──────── RECORD EXCERPTS

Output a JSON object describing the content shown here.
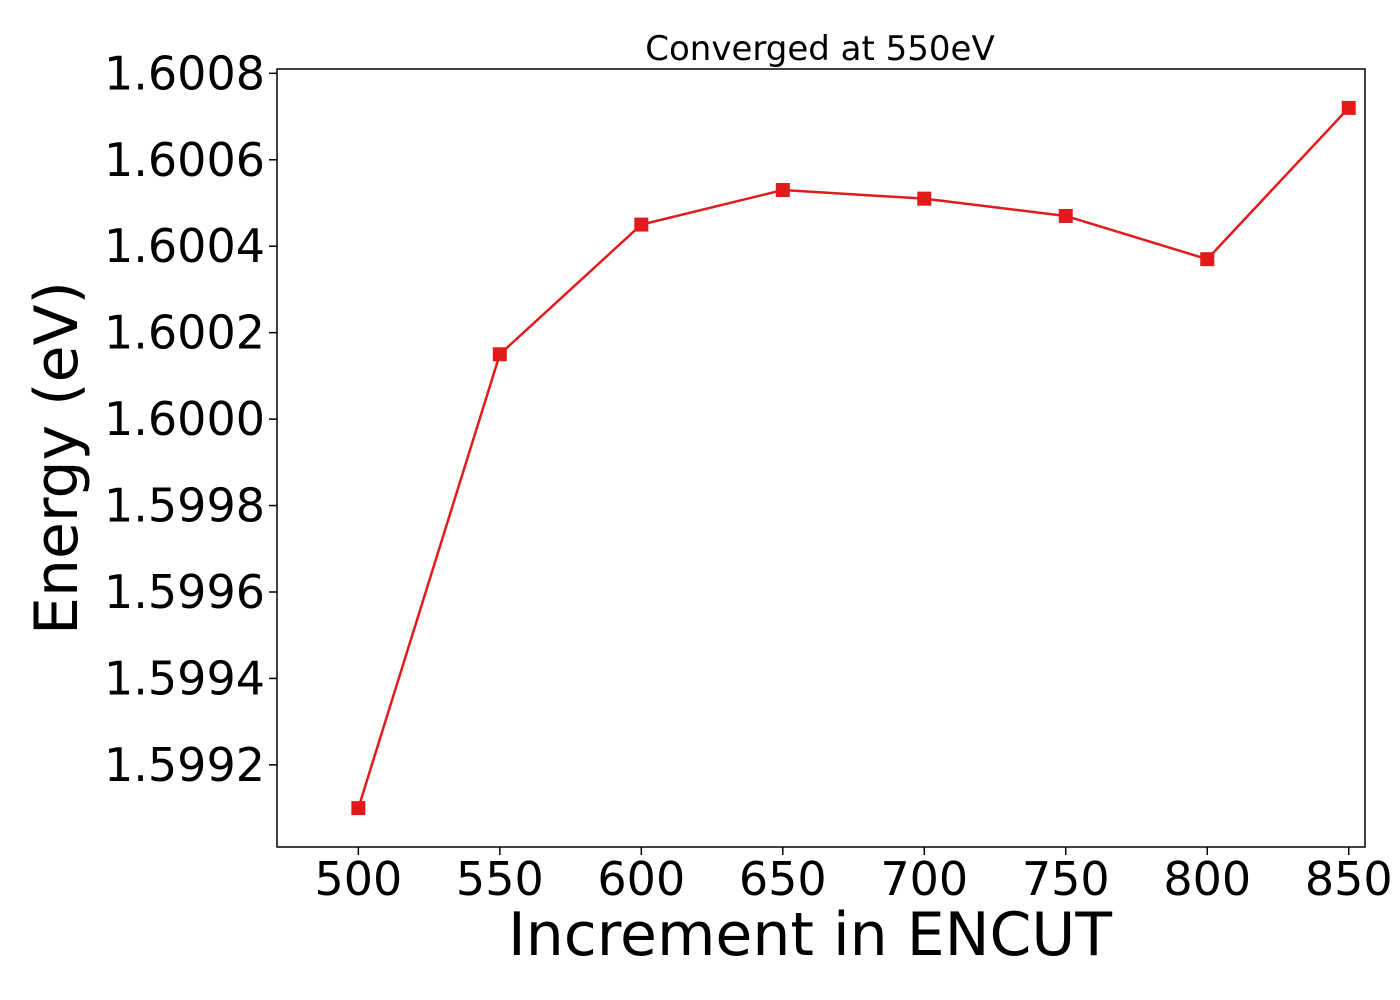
{
  "chart_data": {
    "type": "line",
    "title": "Converged at 550eV",
    "xlabel": "Increment in ENCUT",
    "ylabel": "Energy (eV)",
    "x": [
      500,
      550,
      600,
      650,
      700,
      750,
      800,
      850
    ],
    "series": [
      {
        "values": [
          1.5991,
          1.60015,
          1.60045,
          1.60053,
          1.60051,
          1.60047,
          1.60037,
          1.60072
        ],
        "color": "#e31a1c",
        "marker": "square"
      }
    ],
    "xticks": [
      500,
      550,
      600,
      650,
      700,
      750,
      800,
      850
    ],
    "xtick_labels": [
      "500",
      "550",
      "600",
      "650",
      "700",
      "750",
      "800",
      "850"
    ],
    "yticks": [
      1.5992,
      1.5994,
      1.5996,
      1.5998,
      1.6,
      1.6002,
      1.6004,
      1.6006,
      1.6008
    ],
    "ytick_labels": [
      "1.5992",
      "1.5994",
      "1.5996",
      "1.5998",
      "1.6000",
      "1.6002",
      "1.6004",
      "1.6006",
      "1.6008"
    ],
    "xlim": [
      471.25,
      855.75
    ],
    "ylim": [
      1.59901,
      1.60081
    ],
    "grid": false,
    "legend": "none"
  }
}
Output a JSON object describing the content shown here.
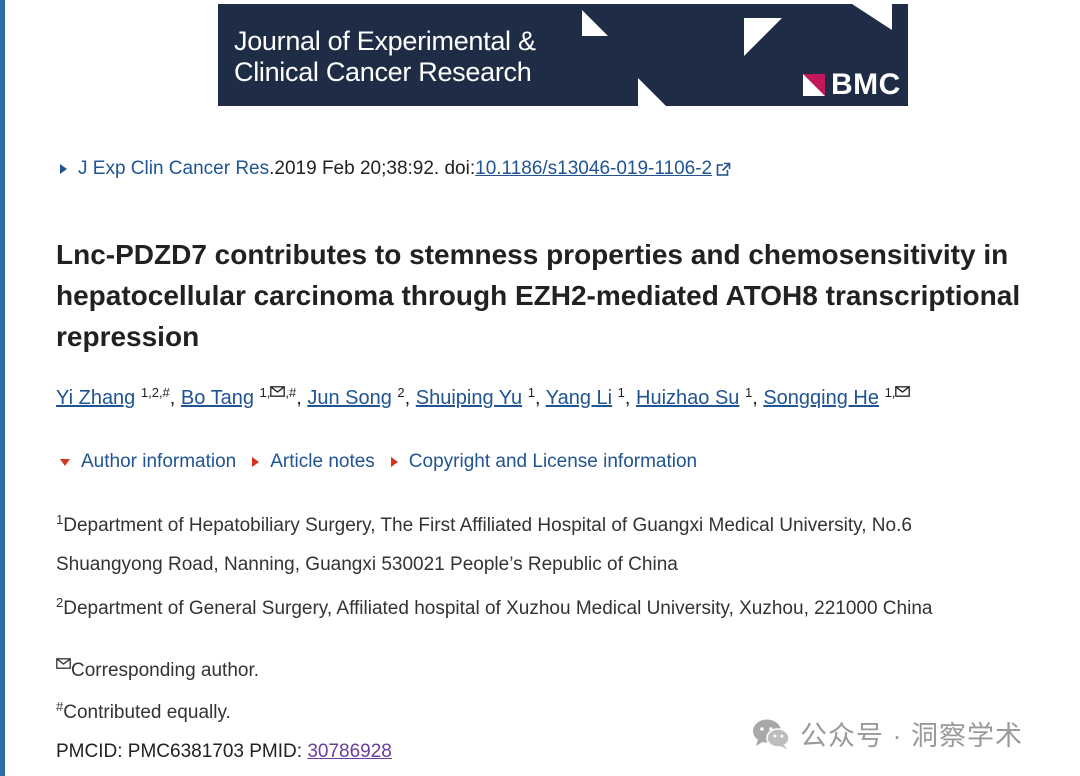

────────────────

WORK TO BE COMPLETED: Exclude the pictures and transcribe all of the entries exactly.

WRITTEN SOLUTION:
Output a JSON object describing the content shown here.
{
  "chart_data": {
    "type": "line",
    "title": "Converged at 550eV",
    "xlabel": "Increment in ENCUT",
    "ylabel": "Energy (eV)",
    "x": [
      500,
      550,
      600,
      650,
      700,
      750,
      800,
      850
    ],
    "series": [
      {
        "values": [
          1.5991,
          1.60015,
          1.60045,
          1.60053,
          1.60051,
          1.60047,
          1.60037,
          1.60072
        ],
        "color": "#e31a1c",
        "marker": "square"
      }
    ],
    "xticks": [
      500,
      550,
      600,
      650,
      700,
      750,
      800,
      850
    ],
    "xtick_labels": [
      "500",
      "550",
      "600",
      "650",
      "700",
      "750",
      "800",
      "850"
    ],
    "yticks": [
      1.5992,
      1.5994,
      1.5996,
      1.5998,
      1.6,
      1.6002,
      1.6004,
      1.6006,
      1.6008
    ],
    "ytick_labels": [
      "1.5992",
      "1.5994",
      "1.5996",
      "1.5998",
      "1.6000",
      "1.6002",
      "1.6004",
      "1.6006",
      "1.6008"
    ],
    "xlim": [
      471.25,
      855.75
    ],
    "ylim": [
      1.59901,
      1.60081
    ],
    "grid": false,
    "legend": "none"
  }
}
Output a JSON object describing the content shown here.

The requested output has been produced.